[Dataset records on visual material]
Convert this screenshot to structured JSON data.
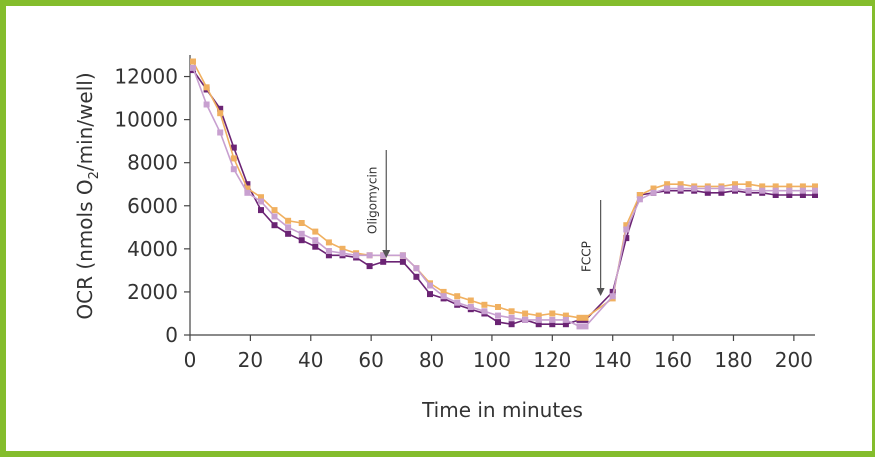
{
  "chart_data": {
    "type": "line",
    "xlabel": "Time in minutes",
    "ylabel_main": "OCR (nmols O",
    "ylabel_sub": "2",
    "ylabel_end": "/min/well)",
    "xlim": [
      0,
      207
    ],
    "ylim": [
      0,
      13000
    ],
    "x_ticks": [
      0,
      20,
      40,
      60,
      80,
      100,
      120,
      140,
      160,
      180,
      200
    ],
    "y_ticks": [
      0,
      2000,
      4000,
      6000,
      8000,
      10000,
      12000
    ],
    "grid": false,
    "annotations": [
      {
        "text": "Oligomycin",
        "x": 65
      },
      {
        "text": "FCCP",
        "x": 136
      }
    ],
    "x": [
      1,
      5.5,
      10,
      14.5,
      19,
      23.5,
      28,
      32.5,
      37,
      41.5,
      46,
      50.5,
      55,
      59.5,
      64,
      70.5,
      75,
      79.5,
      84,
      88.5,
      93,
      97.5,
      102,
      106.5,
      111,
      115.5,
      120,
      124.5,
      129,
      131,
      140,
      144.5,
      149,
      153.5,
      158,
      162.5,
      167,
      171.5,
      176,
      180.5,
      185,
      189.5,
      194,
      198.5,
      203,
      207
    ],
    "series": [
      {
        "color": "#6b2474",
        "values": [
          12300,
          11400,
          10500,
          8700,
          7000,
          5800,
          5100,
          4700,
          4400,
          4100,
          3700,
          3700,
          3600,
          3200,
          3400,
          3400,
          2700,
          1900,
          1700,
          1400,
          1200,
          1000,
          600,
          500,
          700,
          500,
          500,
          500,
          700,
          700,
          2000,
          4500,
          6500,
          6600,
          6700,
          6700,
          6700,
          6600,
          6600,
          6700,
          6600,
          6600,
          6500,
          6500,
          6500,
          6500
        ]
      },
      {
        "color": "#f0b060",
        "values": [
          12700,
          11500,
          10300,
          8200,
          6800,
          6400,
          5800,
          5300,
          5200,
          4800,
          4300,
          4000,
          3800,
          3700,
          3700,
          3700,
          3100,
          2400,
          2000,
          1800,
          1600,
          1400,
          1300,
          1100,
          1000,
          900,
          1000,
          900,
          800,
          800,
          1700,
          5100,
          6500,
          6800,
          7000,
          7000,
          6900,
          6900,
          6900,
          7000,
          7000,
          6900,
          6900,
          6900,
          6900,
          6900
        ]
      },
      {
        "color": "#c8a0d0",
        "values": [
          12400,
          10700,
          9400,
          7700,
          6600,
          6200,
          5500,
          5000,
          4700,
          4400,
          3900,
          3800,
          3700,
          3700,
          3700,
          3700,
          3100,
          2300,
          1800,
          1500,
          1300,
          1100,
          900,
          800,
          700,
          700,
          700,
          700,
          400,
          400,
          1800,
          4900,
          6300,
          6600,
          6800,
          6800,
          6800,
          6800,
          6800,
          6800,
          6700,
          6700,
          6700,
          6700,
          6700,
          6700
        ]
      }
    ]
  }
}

● **Instructions to follow**:
Within the data above, pick out all lines holding the word "color".

● **Exercise answer**:
        "color": "#6b2474",
        "color": "#f0b060",
        "color": "#c8a0d0",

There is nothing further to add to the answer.